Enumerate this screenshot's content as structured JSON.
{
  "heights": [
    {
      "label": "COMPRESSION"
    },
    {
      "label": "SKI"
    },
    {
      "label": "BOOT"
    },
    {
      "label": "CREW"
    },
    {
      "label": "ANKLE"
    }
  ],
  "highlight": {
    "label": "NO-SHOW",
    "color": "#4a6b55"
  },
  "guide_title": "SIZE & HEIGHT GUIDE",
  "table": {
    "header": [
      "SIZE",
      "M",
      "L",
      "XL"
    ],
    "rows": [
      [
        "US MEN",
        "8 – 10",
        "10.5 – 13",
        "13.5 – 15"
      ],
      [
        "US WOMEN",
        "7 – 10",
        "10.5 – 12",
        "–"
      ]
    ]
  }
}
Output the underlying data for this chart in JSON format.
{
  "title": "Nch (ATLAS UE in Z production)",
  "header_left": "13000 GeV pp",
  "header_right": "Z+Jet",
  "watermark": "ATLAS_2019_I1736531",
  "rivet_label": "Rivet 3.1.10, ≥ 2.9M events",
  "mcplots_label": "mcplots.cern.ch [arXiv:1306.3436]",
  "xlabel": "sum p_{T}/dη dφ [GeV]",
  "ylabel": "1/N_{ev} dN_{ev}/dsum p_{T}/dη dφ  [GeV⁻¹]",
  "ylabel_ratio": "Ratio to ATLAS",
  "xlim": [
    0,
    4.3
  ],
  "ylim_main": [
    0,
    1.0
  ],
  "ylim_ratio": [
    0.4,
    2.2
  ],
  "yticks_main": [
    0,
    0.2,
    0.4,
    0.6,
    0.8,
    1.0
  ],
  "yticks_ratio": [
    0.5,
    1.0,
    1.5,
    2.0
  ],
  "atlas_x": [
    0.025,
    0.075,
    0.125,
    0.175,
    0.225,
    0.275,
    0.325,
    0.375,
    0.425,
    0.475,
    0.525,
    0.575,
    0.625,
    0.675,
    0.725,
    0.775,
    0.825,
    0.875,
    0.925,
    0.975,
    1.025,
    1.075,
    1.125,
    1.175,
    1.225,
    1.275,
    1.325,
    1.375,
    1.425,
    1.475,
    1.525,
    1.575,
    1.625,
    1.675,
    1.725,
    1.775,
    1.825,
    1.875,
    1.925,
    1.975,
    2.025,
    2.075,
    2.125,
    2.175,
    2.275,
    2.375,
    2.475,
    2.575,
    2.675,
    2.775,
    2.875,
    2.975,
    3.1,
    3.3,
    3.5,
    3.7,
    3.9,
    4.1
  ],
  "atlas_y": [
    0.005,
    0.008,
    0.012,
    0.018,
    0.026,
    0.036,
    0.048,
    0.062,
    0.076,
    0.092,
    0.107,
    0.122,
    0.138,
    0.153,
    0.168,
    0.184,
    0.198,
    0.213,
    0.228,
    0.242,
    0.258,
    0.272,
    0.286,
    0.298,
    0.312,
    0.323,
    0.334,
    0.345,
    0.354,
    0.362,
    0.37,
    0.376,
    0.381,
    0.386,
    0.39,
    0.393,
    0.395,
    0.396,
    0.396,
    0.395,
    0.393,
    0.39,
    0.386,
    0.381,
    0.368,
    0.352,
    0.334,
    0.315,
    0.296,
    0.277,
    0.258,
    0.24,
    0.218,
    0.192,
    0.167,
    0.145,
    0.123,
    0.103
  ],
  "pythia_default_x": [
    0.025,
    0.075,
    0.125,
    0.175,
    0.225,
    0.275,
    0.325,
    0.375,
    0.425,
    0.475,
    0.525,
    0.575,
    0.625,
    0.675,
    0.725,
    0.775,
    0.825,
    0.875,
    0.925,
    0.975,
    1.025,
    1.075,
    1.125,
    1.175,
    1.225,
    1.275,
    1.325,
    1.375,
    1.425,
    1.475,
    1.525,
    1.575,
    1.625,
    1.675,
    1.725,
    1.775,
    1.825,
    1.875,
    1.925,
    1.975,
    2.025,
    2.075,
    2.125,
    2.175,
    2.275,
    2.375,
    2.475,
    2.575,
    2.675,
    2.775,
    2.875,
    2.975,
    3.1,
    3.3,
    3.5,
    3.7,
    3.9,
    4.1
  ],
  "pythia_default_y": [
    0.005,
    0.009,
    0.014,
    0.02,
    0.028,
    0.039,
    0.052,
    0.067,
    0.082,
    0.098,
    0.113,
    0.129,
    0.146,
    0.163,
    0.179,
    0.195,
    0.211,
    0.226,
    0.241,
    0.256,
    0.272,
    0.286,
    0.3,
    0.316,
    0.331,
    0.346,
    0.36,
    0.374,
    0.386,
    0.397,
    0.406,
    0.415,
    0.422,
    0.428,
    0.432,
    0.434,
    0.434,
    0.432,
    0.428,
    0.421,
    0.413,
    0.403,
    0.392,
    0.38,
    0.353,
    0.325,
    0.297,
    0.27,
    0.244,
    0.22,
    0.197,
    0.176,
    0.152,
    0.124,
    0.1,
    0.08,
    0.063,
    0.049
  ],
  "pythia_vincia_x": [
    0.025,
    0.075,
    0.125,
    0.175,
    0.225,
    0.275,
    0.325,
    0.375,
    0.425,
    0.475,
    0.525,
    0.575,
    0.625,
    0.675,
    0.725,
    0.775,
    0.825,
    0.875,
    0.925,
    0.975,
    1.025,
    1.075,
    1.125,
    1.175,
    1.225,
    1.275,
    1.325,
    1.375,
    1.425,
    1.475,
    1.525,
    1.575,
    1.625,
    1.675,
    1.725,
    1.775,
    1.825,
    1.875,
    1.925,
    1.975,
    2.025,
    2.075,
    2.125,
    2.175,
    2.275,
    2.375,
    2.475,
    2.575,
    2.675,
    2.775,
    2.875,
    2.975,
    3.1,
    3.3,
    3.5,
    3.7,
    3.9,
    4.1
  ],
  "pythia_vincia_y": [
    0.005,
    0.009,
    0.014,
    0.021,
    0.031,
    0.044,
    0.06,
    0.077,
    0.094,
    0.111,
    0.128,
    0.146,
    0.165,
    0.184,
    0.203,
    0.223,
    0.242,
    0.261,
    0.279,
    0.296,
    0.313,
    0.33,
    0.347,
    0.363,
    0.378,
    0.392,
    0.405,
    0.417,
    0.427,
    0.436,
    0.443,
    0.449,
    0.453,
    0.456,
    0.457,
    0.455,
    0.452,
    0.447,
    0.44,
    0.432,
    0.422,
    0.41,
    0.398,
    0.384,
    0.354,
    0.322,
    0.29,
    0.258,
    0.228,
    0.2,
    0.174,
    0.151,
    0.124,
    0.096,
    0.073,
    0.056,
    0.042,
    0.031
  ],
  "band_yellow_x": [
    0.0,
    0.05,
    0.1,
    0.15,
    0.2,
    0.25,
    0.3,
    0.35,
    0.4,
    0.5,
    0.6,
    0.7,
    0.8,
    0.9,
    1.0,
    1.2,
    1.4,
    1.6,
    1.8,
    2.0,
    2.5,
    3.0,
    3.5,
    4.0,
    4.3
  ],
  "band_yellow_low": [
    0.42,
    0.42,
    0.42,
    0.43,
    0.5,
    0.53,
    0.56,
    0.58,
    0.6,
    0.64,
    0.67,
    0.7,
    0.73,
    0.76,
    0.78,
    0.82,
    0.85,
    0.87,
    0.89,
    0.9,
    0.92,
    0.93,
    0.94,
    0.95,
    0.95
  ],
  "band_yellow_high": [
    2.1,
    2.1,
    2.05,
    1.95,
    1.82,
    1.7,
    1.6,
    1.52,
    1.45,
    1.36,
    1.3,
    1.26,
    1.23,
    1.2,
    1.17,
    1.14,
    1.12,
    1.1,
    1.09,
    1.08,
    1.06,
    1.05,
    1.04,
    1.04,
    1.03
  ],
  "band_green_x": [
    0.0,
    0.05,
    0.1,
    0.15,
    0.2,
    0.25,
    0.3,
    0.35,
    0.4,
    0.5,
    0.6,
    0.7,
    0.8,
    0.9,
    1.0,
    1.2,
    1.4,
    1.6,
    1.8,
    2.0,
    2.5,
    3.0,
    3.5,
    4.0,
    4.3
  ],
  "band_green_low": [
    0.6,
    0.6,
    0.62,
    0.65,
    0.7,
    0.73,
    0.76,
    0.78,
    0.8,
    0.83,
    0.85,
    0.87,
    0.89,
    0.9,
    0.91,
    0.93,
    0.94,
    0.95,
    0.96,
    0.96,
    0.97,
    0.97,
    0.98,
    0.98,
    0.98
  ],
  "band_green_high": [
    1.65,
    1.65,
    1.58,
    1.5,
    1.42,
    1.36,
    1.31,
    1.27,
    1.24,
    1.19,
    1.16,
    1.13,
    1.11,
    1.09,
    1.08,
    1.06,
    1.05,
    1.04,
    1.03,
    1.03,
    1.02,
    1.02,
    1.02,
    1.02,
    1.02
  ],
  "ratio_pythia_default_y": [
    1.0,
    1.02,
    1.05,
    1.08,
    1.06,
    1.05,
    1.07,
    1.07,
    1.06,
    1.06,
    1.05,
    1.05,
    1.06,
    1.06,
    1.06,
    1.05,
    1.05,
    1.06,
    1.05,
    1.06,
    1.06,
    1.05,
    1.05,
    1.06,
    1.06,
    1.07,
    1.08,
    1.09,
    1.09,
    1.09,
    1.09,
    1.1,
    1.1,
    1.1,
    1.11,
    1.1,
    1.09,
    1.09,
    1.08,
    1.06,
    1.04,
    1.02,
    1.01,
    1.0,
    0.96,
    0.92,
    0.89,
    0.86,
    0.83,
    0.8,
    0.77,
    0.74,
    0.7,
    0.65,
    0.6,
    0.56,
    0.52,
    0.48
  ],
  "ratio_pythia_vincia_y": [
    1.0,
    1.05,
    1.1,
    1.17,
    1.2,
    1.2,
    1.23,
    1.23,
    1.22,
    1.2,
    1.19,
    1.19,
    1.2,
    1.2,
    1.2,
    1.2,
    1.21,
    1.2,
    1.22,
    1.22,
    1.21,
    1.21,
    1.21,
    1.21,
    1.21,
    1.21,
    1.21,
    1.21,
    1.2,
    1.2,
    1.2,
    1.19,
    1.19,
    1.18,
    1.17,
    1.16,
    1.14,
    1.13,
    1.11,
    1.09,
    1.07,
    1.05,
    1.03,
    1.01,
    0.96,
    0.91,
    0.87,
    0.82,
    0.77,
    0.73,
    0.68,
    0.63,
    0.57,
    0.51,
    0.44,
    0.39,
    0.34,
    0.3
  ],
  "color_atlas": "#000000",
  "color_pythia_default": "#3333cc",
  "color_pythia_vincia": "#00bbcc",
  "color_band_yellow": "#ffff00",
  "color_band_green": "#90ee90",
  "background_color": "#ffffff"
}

------------------------------------------------------------------------

● EXERCISE
Reply with one number only, the count of lines above that hold the string "this".

● EXPECTED OUTPUT
2